Of the lines in this material, how many contain "docente"? Answer with a single number only.

*** Task input

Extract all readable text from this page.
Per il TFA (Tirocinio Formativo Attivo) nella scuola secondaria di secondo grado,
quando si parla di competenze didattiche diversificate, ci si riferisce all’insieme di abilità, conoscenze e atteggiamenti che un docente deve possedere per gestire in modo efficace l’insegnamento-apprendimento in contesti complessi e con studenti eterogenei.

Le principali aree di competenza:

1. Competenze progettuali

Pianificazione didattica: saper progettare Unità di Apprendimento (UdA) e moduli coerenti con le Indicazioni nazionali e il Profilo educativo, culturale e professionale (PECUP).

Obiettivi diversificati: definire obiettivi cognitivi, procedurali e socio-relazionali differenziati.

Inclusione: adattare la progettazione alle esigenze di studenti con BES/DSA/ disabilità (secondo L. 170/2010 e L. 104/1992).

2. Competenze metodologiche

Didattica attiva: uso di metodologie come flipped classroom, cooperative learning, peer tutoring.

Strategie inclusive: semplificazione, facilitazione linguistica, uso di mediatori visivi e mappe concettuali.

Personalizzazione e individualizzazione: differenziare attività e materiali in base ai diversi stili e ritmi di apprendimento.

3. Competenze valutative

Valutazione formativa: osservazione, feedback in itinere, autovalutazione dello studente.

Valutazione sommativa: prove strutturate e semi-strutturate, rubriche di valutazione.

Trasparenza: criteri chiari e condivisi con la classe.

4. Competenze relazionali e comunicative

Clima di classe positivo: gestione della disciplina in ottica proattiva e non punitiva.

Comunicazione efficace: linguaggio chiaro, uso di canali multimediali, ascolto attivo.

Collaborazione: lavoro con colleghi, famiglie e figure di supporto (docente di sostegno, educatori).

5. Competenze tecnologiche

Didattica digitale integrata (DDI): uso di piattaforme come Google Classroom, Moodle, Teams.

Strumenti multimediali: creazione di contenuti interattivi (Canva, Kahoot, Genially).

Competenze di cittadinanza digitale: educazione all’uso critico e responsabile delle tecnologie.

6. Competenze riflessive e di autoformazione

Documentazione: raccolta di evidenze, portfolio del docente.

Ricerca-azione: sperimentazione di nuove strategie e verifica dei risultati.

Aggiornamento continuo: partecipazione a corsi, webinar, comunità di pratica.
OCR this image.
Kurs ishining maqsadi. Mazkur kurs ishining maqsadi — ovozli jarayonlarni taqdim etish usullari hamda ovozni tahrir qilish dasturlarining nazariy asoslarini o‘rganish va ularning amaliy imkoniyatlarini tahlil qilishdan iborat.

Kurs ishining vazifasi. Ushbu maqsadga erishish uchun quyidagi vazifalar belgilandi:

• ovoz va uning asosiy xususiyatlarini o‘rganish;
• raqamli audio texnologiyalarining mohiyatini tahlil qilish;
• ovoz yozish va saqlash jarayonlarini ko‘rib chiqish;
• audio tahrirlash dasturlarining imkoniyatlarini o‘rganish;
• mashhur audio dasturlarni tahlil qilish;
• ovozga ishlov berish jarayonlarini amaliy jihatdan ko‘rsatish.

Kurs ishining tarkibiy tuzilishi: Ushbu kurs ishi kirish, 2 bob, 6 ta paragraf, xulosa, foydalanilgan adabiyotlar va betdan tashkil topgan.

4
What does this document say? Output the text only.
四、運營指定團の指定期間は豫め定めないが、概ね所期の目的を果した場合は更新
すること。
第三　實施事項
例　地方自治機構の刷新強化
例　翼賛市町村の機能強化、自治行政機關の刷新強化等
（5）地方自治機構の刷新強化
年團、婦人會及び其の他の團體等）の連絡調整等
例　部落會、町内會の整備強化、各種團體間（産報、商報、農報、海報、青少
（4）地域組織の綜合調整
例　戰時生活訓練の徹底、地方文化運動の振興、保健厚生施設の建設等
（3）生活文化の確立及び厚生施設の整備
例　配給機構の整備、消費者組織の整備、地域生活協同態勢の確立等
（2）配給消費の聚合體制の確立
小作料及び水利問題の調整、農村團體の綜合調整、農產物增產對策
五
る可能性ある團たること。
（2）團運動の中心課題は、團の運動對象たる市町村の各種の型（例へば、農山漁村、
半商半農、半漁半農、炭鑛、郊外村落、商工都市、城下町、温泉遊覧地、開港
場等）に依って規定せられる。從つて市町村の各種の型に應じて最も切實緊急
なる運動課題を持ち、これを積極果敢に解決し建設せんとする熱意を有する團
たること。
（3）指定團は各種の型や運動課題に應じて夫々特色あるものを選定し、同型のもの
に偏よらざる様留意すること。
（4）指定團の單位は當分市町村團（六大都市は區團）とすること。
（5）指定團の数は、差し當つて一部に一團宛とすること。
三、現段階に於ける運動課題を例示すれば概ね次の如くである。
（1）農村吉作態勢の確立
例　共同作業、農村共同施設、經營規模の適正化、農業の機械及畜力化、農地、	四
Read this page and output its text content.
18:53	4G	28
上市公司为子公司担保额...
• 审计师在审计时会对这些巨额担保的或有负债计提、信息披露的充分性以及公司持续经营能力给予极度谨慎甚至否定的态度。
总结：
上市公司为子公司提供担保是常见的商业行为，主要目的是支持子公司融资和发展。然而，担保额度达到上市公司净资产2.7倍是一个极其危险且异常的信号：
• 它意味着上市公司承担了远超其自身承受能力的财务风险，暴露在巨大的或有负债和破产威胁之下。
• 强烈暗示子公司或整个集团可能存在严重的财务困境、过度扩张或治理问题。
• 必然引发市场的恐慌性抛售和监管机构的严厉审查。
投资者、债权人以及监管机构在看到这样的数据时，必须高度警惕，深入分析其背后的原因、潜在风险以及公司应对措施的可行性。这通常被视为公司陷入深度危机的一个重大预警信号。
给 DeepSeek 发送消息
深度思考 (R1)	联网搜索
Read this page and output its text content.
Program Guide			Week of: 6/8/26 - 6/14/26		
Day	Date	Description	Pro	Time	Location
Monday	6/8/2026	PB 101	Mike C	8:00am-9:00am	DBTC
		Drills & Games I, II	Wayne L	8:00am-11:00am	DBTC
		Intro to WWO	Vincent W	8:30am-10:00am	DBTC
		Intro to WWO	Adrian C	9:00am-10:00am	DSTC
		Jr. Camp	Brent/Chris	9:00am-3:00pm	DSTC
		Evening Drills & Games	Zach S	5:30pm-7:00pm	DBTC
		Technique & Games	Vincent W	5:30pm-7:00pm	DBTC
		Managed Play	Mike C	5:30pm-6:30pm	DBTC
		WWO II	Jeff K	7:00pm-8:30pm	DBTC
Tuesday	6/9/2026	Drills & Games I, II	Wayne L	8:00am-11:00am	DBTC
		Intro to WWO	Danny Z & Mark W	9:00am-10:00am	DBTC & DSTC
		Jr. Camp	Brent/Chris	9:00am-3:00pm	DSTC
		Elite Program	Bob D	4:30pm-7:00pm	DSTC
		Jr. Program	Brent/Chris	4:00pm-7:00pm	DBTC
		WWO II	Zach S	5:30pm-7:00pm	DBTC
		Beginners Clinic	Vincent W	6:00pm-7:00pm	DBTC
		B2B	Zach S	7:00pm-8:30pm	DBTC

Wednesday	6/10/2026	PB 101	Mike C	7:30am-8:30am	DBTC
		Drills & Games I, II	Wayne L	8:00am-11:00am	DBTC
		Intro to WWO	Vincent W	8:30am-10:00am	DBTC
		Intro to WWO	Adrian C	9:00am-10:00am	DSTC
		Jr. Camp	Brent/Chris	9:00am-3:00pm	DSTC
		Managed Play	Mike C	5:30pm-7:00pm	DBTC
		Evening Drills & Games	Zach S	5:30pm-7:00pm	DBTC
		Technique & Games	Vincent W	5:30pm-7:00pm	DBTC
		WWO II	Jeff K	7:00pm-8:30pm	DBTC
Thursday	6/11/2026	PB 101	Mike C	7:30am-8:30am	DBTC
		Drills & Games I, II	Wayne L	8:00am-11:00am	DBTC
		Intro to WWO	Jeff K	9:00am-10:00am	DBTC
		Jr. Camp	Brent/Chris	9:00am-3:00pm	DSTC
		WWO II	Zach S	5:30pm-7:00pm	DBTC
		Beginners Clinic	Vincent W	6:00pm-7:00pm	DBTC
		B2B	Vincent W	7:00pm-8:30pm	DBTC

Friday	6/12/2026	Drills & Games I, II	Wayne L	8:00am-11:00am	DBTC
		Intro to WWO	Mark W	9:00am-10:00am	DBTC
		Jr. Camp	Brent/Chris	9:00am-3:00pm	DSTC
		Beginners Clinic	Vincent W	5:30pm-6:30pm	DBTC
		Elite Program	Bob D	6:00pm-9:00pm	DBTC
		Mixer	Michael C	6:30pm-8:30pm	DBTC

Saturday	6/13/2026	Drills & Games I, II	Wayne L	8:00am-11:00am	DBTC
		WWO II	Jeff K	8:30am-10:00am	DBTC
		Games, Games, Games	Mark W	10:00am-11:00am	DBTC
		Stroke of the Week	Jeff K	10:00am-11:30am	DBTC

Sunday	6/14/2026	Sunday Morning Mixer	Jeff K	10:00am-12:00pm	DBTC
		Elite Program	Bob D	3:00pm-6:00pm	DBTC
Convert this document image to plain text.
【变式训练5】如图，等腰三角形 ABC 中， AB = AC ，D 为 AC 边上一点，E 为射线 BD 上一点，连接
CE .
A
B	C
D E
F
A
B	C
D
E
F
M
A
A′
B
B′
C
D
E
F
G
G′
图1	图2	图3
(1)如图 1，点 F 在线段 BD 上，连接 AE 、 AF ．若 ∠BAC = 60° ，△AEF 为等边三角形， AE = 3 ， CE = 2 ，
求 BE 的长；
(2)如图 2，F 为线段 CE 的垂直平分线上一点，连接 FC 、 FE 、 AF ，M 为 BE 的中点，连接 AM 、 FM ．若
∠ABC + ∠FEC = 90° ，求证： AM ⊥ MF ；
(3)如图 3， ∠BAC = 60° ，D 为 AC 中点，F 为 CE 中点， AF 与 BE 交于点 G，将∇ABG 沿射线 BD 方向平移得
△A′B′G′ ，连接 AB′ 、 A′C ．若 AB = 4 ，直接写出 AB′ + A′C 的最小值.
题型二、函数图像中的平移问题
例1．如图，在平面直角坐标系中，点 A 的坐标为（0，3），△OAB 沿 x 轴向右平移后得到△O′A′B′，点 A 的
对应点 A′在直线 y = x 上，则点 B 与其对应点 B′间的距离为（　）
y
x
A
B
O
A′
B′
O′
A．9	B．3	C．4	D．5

******

Solution to this exercise:
3